Exercise instructions: Convert every item below into a JSON list of strings, one string per line, with blank lines dropped and the pictures left out.

Supplied records:
──────────

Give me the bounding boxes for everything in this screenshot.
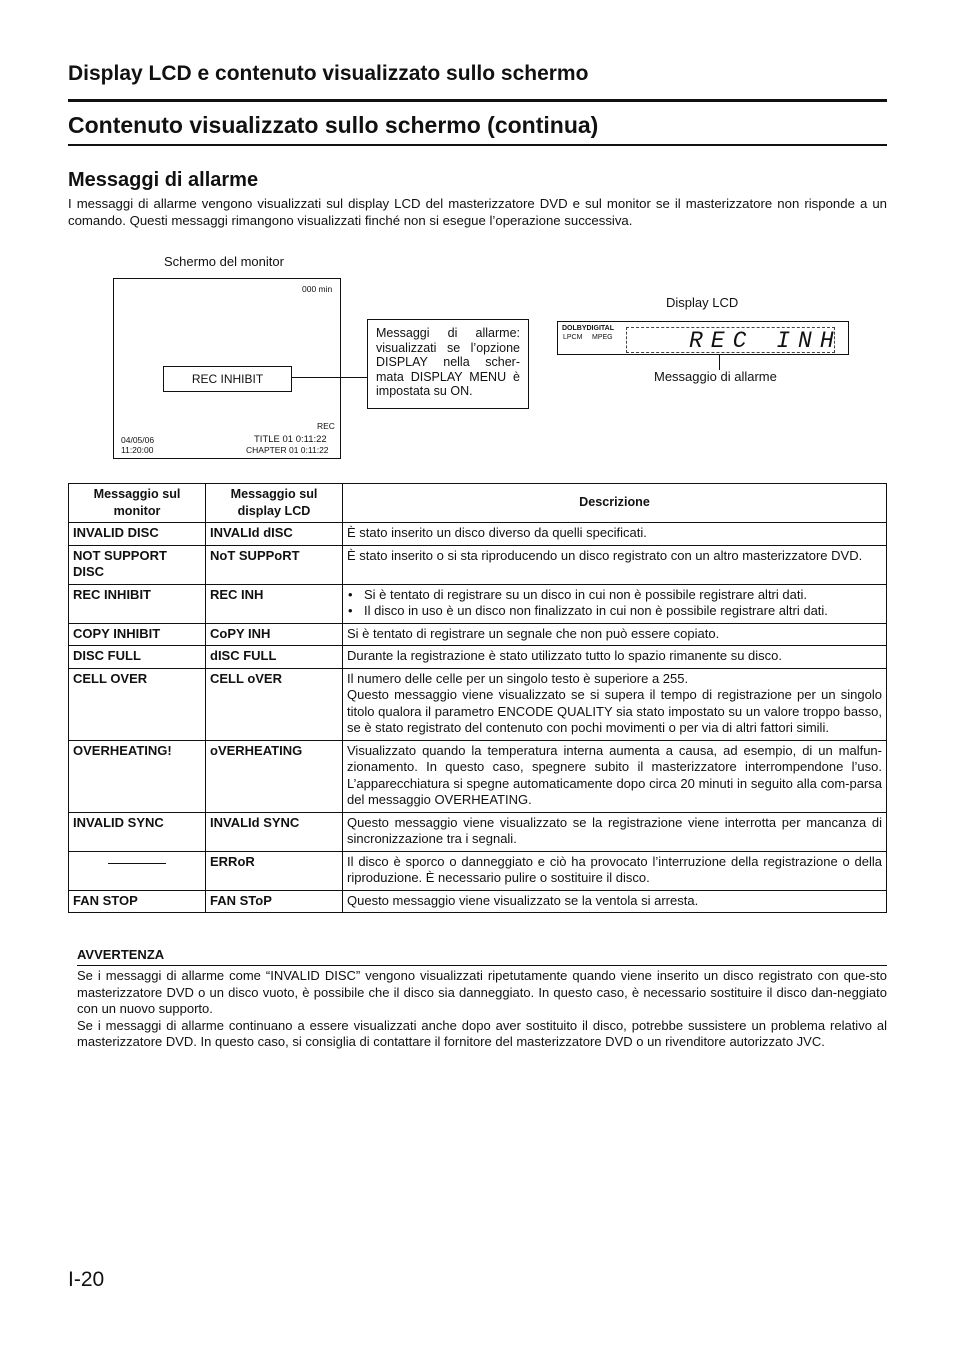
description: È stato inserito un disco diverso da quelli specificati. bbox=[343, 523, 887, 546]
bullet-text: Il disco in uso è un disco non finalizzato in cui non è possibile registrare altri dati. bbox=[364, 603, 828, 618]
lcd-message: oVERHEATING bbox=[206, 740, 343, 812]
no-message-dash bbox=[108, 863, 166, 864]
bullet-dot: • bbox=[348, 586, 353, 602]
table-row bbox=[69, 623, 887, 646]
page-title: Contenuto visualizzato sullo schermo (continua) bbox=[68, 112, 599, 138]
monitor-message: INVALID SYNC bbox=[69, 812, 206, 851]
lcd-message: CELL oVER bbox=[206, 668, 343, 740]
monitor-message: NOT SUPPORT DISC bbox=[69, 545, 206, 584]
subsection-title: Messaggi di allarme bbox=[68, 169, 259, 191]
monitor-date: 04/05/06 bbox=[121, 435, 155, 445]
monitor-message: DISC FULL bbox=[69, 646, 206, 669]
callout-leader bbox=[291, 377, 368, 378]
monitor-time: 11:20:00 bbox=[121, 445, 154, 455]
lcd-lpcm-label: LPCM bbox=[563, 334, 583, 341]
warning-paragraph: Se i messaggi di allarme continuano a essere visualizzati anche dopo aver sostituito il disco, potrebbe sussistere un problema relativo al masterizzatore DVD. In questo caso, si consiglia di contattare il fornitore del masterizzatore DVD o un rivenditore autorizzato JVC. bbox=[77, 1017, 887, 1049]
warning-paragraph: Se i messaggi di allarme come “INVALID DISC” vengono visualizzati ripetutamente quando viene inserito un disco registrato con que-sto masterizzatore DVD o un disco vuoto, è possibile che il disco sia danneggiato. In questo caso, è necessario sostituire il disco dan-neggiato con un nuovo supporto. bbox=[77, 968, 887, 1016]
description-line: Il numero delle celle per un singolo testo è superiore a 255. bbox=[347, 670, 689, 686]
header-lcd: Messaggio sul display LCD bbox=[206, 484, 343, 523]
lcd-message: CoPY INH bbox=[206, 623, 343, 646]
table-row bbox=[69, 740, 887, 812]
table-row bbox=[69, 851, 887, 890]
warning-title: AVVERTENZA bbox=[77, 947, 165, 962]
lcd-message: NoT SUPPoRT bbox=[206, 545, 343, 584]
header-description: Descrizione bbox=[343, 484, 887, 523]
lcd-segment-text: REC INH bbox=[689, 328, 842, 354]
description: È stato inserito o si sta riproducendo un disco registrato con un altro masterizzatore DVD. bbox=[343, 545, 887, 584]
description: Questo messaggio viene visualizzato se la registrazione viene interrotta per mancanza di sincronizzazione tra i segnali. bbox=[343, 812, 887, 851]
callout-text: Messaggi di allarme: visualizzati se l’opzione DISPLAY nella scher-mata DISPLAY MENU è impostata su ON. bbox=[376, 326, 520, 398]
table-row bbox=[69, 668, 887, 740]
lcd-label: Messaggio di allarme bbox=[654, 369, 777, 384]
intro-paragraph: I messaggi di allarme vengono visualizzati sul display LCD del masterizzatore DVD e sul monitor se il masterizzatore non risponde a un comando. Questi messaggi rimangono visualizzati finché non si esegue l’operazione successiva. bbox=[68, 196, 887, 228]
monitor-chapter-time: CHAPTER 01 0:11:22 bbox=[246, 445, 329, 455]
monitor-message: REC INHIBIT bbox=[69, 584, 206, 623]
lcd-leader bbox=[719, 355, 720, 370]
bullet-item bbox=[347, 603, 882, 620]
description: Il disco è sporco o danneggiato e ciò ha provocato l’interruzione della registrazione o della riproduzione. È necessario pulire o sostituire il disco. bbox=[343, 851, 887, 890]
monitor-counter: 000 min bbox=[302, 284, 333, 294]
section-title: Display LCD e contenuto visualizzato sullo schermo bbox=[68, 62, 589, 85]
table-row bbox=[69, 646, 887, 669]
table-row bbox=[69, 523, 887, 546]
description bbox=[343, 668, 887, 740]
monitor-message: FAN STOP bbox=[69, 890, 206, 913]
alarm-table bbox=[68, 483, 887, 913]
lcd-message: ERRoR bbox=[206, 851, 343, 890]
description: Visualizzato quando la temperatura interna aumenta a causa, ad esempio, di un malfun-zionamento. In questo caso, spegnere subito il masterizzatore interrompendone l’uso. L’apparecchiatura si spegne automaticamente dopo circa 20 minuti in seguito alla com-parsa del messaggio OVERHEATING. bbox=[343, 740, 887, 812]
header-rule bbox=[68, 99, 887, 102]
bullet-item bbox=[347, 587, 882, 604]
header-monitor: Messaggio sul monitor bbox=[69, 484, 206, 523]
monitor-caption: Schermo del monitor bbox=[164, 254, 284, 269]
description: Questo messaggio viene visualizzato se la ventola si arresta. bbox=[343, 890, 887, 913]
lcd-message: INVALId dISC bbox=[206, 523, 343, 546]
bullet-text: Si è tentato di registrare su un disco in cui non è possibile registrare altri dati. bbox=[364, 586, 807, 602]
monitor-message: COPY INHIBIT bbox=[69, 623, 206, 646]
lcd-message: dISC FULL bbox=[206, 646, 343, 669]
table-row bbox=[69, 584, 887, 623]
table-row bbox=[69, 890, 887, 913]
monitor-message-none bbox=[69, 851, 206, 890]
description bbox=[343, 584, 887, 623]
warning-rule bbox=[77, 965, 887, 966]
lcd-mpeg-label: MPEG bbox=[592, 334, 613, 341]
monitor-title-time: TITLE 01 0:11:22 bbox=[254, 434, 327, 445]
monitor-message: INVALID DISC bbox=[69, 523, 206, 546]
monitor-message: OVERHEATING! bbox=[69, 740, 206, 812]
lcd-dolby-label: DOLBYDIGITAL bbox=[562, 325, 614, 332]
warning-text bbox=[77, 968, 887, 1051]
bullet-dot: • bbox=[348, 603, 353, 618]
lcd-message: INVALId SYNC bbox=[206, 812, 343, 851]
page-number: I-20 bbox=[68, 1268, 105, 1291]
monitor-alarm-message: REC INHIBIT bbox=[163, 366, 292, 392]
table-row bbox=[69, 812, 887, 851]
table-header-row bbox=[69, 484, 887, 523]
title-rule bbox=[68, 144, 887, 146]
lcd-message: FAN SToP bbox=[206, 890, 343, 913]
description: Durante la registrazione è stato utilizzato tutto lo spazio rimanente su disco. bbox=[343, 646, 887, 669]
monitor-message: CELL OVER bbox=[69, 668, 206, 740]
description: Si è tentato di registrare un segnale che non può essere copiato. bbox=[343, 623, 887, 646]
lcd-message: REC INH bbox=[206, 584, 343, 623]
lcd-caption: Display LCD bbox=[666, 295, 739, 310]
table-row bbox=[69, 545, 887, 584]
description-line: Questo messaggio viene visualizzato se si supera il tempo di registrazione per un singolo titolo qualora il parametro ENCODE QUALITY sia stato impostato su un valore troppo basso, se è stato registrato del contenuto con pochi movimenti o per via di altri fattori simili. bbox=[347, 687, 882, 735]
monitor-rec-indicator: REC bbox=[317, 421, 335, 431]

──────────

Task solution:
[
  "Give me the bounding boxes for everything in this screenshot.",
  "description: È stato inserito un disco diverso da quelli specificati. bbox=[343, 523, 887, 546]",
  "bullet-text: Il disco in uso è un disco non finalizzato in cui non è possibile registrare altri dati. bbox=[364, 603, 828, 618]",
  "lcd-message: oVERHEATING bbox=[206, 740, 343, 812]",
  "no-message-dash bbox=[108, 863, 166, 864]",
  "bullet-dot: • bbox=[348, 586, 353, 602]",
  "table-row bbox=[69, 623, 887, 646]",
  "page-title: Contenuto visualizzato sullo schermo (continua) bbox=[68, 112, 599, 138]",
  "monitor-message: INVALID SYNC bbox=[69, 812, 206, 851]",
  "lcd-message: CELL oVER bbox=[206, 668, 343, 740]",
  "monitor-message: NOT SUPPORT DISC bbox=[69, 545, 206, 584]",
  "subsection-title: Messaggi di allarme bbox=[68, 169, 259, 191]",
  "monitor-date: 04/05/06 bbox=[121, 435, 155, 445]",
  "monitor-message: DISC FULL bbox=[69, 646, 206, 669]",
  "callout-leader bbox=[291, 377, 368, 378]",
  "monitor-time: 11:20:00 bbox=[121, 445, 154, 455]",
  "lcd-lpcm-label: LPCM bbox=[563, 334, 583, 341]",
  "warning-paragraph: Se i messaggi di allarme continuano a essere visualizzati anche dopo aver sostituito il disco, potrebbe sussistere un problema relativo al masterizzatore DVD. In questo caso, si consiglia di contattare il fornitore del masterizzatore DVD o un rivenditore autorizzato JVC. bbox=[77, 1017, 887, 1049]",
  "warning-paragraph: Se i messaggi di allarme come “INVALID DISC” vengono visualizzati ripetutamente quando viene inserito un disco registrato con que-sto masterizzatore DVD o un disco vuoto, è possibile che il disco sia danneggiato. In questo caso, è necessario sostituire il disco dan-neggiato con un nuovo supporto. bbox=[77, 968, 887, 1016]",
  "description-line: Il numero delle celle per un singolo testo è superiore a 255. bbox=[347, 670, 689, 686]",
  "header-lcd: Messaggio sul display LCD bbox=[206, 484, 343, 523]",
  "lcd-message: CoPY INH bbox=[206, 623, 343, 646]",
  "table-row bbox=[69, 740, 887, 812]",
  "table-row bbox=[69, 851, 887, 890]",
  "warning-title: AVVERTENZA bbox=[77, 947, 165, 962]",
  "lcd-message: NoT SUPPoRT bbox=[206, 545, 343, 584]",
  "header-description: Descrizione bbox=[343, 484, 887, 523]",
  "lcd-segment-text: REC INH bbox=[689, 328, 842, 354]",
  "description: È stato inserito o si sta riproducendo un disco registrato con un altro masterizzatore DVD. bbox=[343, 545, 887, 584]",
  "description: Questo messaggio viene visualizzato se la registrazione viene interrotta per mancanza di sincronizzazione tra i segnali. bbox=[343, 812, 887, 851]",
  "callout-text: Messaggi di allarme: visualizzati se l’opzione DISPLAY nella scher-mata DISPLAY MENU è impostata su ON. bbox=[376, 326, 520, 398]",
  "table-row bbox=[69, 668, 887, 740]",
  "lcd-label: Messaggio di allarme bbox=[654, 369, 777, 384]",
  "intro-paragraph: I messaggi di allarme vengono visualizzati sul display LCD del masterizzatore DVD e sul monitor se il masterizzatore non risponde a un comando. Questi messaggi rimangono visualizzati finché non si esegue l’operazione successiva. bbox=[68, 196, 887, 228]",
  "monitor-chapter-time: CHAPTER 01 0:11:22 bbox=[246, 445, 329, 455]",
  "monitor-message: REC INHIBIT bbox=[69, 584, 206, 623]",
  "lcd-leader bbox=[719, 355, 720, 370]",
  "bullet-item bbox=[347, 603, 882, 620]",
  "description: Il disco è sporco o danneggiato e ciò ha provocato l’interruzione della registrazione o della riproduzione. È necessario pulire o sostituire il disco. bbox=[343, 851, 887, 890]",
  "monitor-counter: 000 min bbox=[302, 284, 333, 294]",
  "section-title: Display LCD e contenuto visualizzato sullo schermo bbox=[68, 62, 589, 85]",
  "table-row bbox=[69, 646, 887, 669]",
  "table-row bbox=[69, 523, 887, 546]",
  "description bbox=[343, 668, 887, 740]",
  "monitor-message: FAN STOP bbox=[69, 890, 206, 913]",
  "alarm-table bbox=[68, 483, 887, 913]",
  "lcd-message: ERRoR bbox=[206, 851, 343, 890]",
  "description: Visualizzato quando la temperatura interna aumenta a causa, ad esempio, di un malfun-zionamento. In questo caso, spegnere subito il masterizzatore interrompendone l’uso. L’apparecchiatura si spegne automaticamente dopo circa 20 minuti in seguito alla com-parsa del messaggio OVERHEATING. bbox=[343, 740, 887, 812]",
  "header-rule bbox=[68, 99, 887, 102]",
  "bullet-item bbox=[347, 587, 882, 604]",
  "header-monitor: Messaggio sul monitor bbox=[69, 484, 206, 523]",
  "monitor-caption: Schermo del monitor bbox=[164, 254, 284, 269]",
  "description: Questo messaggio viene visualizzato se la ventola si arresta. bbox=[343, 890, 887, 913]",
  "lcd-message: INVALId dISC bbox=[206, 523, 343, 546]",
  "bullet-text: Si è tentato di registrare su un disco in cui non è possibile registrare altri dati. bbox=[364, 586, 807, 602]",
  "monitor-message: COPY INHIBIT bbox=[69, 623, 206, 646]",
  "lcd-message: dISC FULL bbox=[206, 646, 343, 669]",
  "table-row bbox=[69, 584, 887, 623]",
  "table-row bbox=[69, 890, 887, 913]",
  "monitor-message-none bbox=[69, 851, 206, 890]",
  "description bbox=[343, 584, 887, 623]",
  "warning-rule bbox=[77, 965, 887, 966]",
  "lcd-mpeg-label: MPEG bbox=[592, 334, 613, 341]",
  "monitor-title-time: TITLE 01 0:11:22 bbox=[254, 434, 327, 445]",
  "monitor-message: INVALID DISC bbox=[69, 523, 206, 546]",
  "monitor-message: OVERHEATING! bbox=[69, 740, 206, 812]",
  "lcd-dolby-label: DOLBYDIGITAL bbox=[562, 325, 614, 332]",
  "warning-text bbox=[77, 968, 887, 1051]",
  "bullet-dot: • bbox=[348, 603, 353, 618]",
  "lcd-message: INVALId SYNC bbox=[206, 812, 343, 851]",
  "page-number: I-20 bbox=[68, 1268, 105, 1291]",
  "monitor-alarm-message: REC INHIBIT bbox=[163, 366, 292, 392]",
  "table-row bbox=[69, 812, 887, 851]",
  "table-header-row bbox=[69, 484, 887, 523]",
  "title-rule bbox=[68, 144, 887, 146]",
  "lcd-message: FAN SToP bbox=[206, 890, 343, 913]",
  "description: Durante la registrazione è stato utilizzato tutto lo spazio rimanente su disco. bbox=[343, 646, 887, 669]",
  "monitor-message: CELL OVER bbox=[69, 668, 206, 740]",
  "description: Si è tentato di registrare un segnale che non può essere copiato. bbox=[343, 623, 887, 646]",
  "lcd-message: REC INH bbox=[206, 584, 343, 623]",
  "lcd-caption: Display LCD bbox=[666, 295, 739, 310]",
  "table-row bbox=[69, 545, 887, 584]",
  "description-line: Questo messaggio viene visualizzato se si supera il tempo di registrazione per un singolo titolo qualora il parametro ENCODE QUALITY sia stato impostato su un valore troppo basso, se è stato registrato del contenuto con pochi movimenti o per via di altri fattori simili. bbox=[347, 687, 882, 735]",
  "monitor-rec-indicator: REC bbox=[317, 421, 335, 431]"
]